### [Goal]
Quote every line of the material beneath this one.

• • • • • • •

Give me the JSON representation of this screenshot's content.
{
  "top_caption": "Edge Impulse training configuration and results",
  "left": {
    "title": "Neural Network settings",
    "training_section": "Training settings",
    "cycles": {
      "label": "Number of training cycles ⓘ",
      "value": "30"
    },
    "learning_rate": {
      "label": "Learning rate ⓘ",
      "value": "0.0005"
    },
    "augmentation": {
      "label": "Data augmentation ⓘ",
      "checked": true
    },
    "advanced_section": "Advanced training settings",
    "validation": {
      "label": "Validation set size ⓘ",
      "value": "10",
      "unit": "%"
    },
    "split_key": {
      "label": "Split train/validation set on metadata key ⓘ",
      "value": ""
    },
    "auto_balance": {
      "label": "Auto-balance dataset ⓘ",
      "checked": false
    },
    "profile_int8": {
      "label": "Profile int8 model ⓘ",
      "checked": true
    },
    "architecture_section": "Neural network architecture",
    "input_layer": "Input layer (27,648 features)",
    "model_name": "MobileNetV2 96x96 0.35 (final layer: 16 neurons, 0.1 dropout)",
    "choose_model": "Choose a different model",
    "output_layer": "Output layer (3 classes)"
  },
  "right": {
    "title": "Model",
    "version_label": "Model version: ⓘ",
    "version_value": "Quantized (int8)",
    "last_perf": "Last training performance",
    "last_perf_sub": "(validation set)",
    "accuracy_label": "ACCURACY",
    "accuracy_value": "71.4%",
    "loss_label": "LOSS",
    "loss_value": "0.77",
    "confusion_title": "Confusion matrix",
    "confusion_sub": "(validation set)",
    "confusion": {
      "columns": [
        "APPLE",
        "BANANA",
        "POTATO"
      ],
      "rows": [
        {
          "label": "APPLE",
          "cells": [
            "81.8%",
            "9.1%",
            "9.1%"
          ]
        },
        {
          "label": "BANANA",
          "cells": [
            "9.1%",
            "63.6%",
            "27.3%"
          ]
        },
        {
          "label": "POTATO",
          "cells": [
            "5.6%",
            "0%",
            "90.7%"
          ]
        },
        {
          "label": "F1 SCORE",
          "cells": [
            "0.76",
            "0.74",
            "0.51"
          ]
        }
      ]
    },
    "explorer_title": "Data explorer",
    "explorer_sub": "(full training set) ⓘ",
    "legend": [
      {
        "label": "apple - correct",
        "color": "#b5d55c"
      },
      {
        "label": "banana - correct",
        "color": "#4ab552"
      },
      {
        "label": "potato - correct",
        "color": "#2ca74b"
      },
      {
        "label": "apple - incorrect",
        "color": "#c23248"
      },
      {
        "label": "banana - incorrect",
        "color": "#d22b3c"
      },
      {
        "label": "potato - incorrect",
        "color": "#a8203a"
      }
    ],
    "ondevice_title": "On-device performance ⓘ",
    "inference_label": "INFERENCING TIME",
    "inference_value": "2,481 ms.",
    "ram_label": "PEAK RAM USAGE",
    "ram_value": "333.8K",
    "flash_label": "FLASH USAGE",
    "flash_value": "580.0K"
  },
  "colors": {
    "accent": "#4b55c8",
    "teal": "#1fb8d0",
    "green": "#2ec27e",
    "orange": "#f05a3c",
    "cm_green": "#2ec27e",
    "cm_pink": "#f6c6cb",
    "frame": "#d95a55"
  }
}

• • • • • • •

### [Task solution]
Give me the JSON representation of this screenshot's content.
{
  "top_caption": "Edge Impulse training configuration and results",
  "left": {
    "title": "Neural Network settings",
    "training_section": "Training settings",
    "cycles": {
      "label": "Number of training cycles ⓘ",
      "value": "30"
    },
    "learning_rate": {
      "label": "Learning rate ⓘ",
      "value": "0.0005"
    },
    "augmentation": {
      "label": "Data augmentation ⓘ",
      "checked": true
    },
    "advanced_section": "Advanced training settings",
    "validation": {
      "label": "Validation set size ⓘ",
      "value": "10",
      "unit": "%"
    },
    "split_key": {
      "label": "Split train/validation set on metadata key ⓘ",
      "value": ""
    },
    "auto_balance": {
      "label": "Auto-balance dataset ⓘ",
      "checked": false
    },
    "profile_int8": {
      "label": "Profile int8 model ⓘ",
      "checked": true
    },
    "architecture_section": "Neural network architecture",
    "input_layer": "Input layer (27,648 features)",
    "model_name": "MobileNetV2 96x96 0.35 (final layer: 16 neurons, 0.1 dropout)",
    "choose_model": "Choose a different model",
    "output_layer": "Output layer (3 classes)"
  },
  "right": {
    "title": "Model",
    "version_label": "Model version: ⓘ",
    "version_value": "Quantized (int8)",
    "last_perf": "Last training performance",
    "last_perf_sub": "(validation set)",
    "accuracy_label": "ACCURACY",
    "accuracy_value": "71.4%",
    "loss_label": "LOSS",
    "loss_value": "0.77",
    "confusion_title": "Confusion matrix",
    "confusion_sub": "(validation set)",
    "confusion": {
      "columns": [
        "APPLE",
        "BANANA",
        "POTATO"
      ],
      "rows": [
        {
          "label": "APPLE",
          "cells": [
            "81.8%",
            "9.1%",
            "9.1%"
          ]
        },
        {
          "label": "BANANA",
          "cells": [
            "9.1%",
            "63.6%",
            "27.3%"
          ]
        },
        {
          "label": "POTATO",
          "cells": [
            "5.6%",
            "0%",
            "90.7%"
          ]
        },
        {
          "label": "F1 SCORE",
          "cells": [
            "0.76",
            "0.74",
            "0.51"
          ]
        }
      ]
    },
    "explorer_title": "Data explorer",
    "explorer_sub": "(full training set) ⓘ",
    "legend": [
      {
        "label": "apple - correct",
        "color": "#b5d55c"
      },
      {
        "label": "banana - correct",
        "color": "#4ab552"
      },
      {
        "label": "potato - correct",
        "color": "#2ca74b"
      },
      {
        "label": "apple - incorrect",
        "color": "#c23248"
      },
      {
        "label": "banana - incorrect",
        "color": "#d22b3c"
      },
      {
        "label": "potato - incorrect",
        "color": "#a8203a"
      }
    ],
    "ondevice_title": "On-device performance ⓘ",
    "inference_label": "INFERENCING TIME",
    "inference_value": "2,481 ms.",
    "ram_label": "PEAK RAM USAGE",
    "ram_value": "333.8K",
    "flash_label": "FLASH USAGE",
    "flash_value": "580.0K"
  },
  "colors": {
    "accent": "#4b55c8",
    "teal": "#1fb8d0",
    "green": "#2ec27e",
    "orange": "#f05a3c",
    "cm_green": "#2ec27e",
    "cm_pink": "#f6c6cb",
    "frame": "#d95a55"
  }
}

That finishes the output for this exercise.